* What to do:
Everything in the listing should be restated word for word.

— begin —

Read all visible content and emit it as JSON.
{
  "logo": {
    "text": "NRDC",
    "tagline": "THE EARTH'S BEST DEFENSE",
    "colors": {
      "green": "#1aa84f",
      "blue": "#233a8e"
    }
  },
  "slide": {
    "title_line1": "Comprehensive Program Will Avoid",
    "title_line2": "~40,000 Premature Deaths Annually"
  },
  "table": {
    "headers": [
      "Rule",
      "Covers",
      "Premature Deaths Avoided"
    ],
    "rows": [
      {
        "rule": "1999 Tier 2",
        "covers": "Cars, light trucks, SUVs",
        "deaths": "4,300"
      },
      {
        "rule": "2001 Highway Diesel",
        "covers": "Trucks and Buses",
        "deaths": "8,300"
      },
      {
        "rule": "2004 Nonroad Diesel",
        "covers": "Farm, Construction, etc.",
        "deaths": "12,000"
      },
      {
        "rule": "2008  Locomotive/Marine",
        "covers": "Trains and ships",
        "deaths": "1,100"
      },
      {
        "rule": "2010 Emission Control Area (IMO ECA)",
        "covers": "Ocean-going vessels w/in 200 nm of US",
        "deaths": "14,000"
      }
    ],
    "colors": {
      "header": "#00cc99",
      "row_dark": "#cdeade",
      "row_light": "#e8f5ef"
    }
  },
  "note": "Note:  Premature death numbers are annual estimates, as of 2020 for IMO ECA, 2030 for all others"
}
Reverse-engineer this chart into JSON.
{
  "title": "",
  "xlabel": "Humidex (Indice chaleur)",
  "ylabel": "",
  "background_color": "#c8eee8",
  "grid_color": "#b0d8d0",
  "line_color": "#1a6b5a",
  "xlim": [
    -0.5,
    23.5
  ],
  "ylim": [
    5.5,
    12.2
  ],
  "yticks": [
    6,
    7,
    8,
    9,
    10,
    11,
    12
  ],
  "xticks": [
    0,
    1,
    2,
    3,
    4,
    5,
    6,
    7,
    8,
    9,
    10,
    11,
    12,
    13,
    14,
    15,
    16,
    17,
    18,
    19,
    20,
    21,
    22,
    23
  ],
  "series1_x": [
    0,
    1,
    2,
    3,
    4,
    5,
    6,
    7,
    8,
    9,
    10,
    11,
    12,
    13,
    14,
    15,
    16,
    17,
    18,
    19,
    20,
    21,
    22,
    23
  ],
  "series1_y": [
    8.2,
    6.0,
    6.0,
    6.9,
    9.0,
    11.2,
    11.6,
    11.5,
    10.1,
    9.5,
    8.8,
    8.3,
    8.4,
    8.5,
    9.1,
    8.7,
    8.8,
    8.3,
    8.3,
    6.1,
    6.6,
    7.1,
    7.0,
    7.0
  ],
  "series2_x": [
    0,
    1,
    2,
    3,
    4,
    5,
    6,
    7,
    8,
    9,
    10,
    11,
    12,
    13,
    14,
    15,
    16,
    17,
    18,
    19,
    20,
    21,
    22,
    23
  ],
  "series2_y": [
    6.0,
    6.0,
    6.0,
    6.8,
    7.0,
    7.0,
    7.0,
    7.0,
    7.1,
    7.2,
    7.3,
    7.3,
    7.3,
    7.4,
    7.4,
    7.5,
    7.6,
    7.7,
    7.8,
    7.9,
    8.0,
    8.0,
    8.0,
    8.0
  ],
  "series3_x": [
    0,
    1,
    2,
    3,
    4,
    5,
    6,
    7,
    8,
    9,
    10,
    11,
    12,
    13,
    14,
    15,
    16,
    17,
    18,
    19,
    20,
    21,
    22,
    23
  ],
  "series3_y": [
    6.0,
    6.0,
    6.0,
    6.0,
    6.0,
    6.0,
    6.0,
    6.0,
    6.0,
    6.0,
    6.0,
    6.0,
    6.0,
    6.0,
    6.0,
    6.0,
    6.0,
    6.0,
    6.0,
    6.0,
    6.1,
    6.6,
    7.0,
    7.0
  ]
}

— end —

* Task answer:
Read all visible content and emit it as JSON.
{
  "logo": {
    "text": "NRDC",
    "tagline": "THE EARTH'S BEST DEFENSE",
    "colors": {
      "green": "#1aa84f",
      "blue": "#233a8e"
    }
  },
  "slide": {
    "title_line1": "Comprehensive Program Will Avoid",
    "title_line2": "~40,000 Premature Deaths Annually"
  },
  "table": {
    "headers": [
      "Rule",
      "Covers",
      "Premature Deaths Avoided"
    ],
    "rows": [
      {
        "rule": "1999 Tier 2",
        "covers": "Cars, light trucks, SUVs",
        "deaths": "4,300"
      },
      {
        "rule": "2001 Highway Diesel",
        "covers": "Trucks and Buses",
        "deaths": "8,300"
      },
      {
        "rule": "2004 Nonroad Diesel",
        "covers": "Farm, Construction, etc.",
        "deaths": "12,000"
      },
      {
        "rule": "2008  Locomotive/Marine",
        "covers": "Trains and ships",
        "deaths": "1,100"
      },
      {
        "rule": "2010 Emission Control Area (IMO ECA)",
        "covers": "Ocean-going vessels w/in 200 nm of US",
        "deaths": "14,000"
      }
    ],
    "colors": {
      "header": "#00cc99",
      "row_dark": "#cdeade",
      "row_light": "#e8f5ef"
    }
  },
  "note": "Note:  Premature death numbers are annual estimates, as of 2020 for IMO ECA, 2030 for all others"
}
Reverse-engineer this chart into JSON.
{
  "title": "",
  "xlabel": "Humidex (Indice chaleur)",
  "ylabel": "",
  "background_color": "#c8eee8",
  "grid_color": "#b0d8d0",
  "line_color": "#1a6b5a",
  "xlim": [
    -0.5,
    23.5
  ],
  "ylim": [
    5.5,
    12.2
  ],
  "yticks": [
    6,
    7,
    8,
    9,
    10,
    11,
    12
  ],
  "xticks": [
    0,
    1,
    2,
    3,
    4,
    5,
    6,
    7,
    8,
    9,
    10,
    11,
    12,
    13,
    14,
    15,
    16,
    17,
    18,
    19,
    20,
    21,
    22,
    23
  ],
  "series1_x": [
    0,
    1,
    2,
    3,
    4,
    5,
    6,
    7,
    8,
    9,
    10,
    11,
    12,
    13,
    14,
    15,
    16,
    17,
    18,
    19,
    20,
    21,
    22,
    23
  ],
  "series1_y": [
    8.2,
    6.0,
    6.0,
    6.9,
    9.0,
    11.2,
    11.6,
    11.5,
    10.1,
    9.5,
    8.8,
    8.3,
    8.4,
    8.5,
    9.1,
    8.7,
    8.8,
    8.3,
    8.3,
    6.1,
    6.6,
    7.1,
    7.0,
    7.0
  ],
  "series2_x": [
    0,
    1,
    2,
    3,
    4,
    5,
    6,
    7,
    8,
    9,
    10,
    11,
    12,
    13,
    14,
    15,
    16,
    17,
    18,
    19,
    20,
    21,
    22,
    23
  ],
  "series2_y": [
    6.0,
    6.0,
    6.0,
    6.8,
    7.0,
    7.0,
    7.0,
    7.0,
    7.1,
    7.2,
    7.3,
    7.3,
    7.3,
    7.4,
    7.4,
    7.5,
    7.6,
    7.7,
    7.8,
    7.9,
    8.0,
    8.0,
    8.0,
    8.0
  ],
  "series3_x": [
    0,
    1,
    2,
    3,
    4,
    5,
    6,
    7,
    8,
    9,
    10,
    11,
    12,
    13,
    14,
    15,
    16,
    17,
    18,
    19,
    20,
    21,
    22,
    23
  ],
  "series3_y": [
    6.0,
    6.0,
    6.0,
    6.0,
    6.0,
    6.0,
    6.0,
    6.0,
    6.0,
    6.0,
    6.0,
    6.0,
    6.0,
    6.0,
    6.0,
    6.0,
    6.0,
    6.0,
    6.0,
    6.0,
    6.1,
    6.6,
    7.0,
    7.0
  ]
}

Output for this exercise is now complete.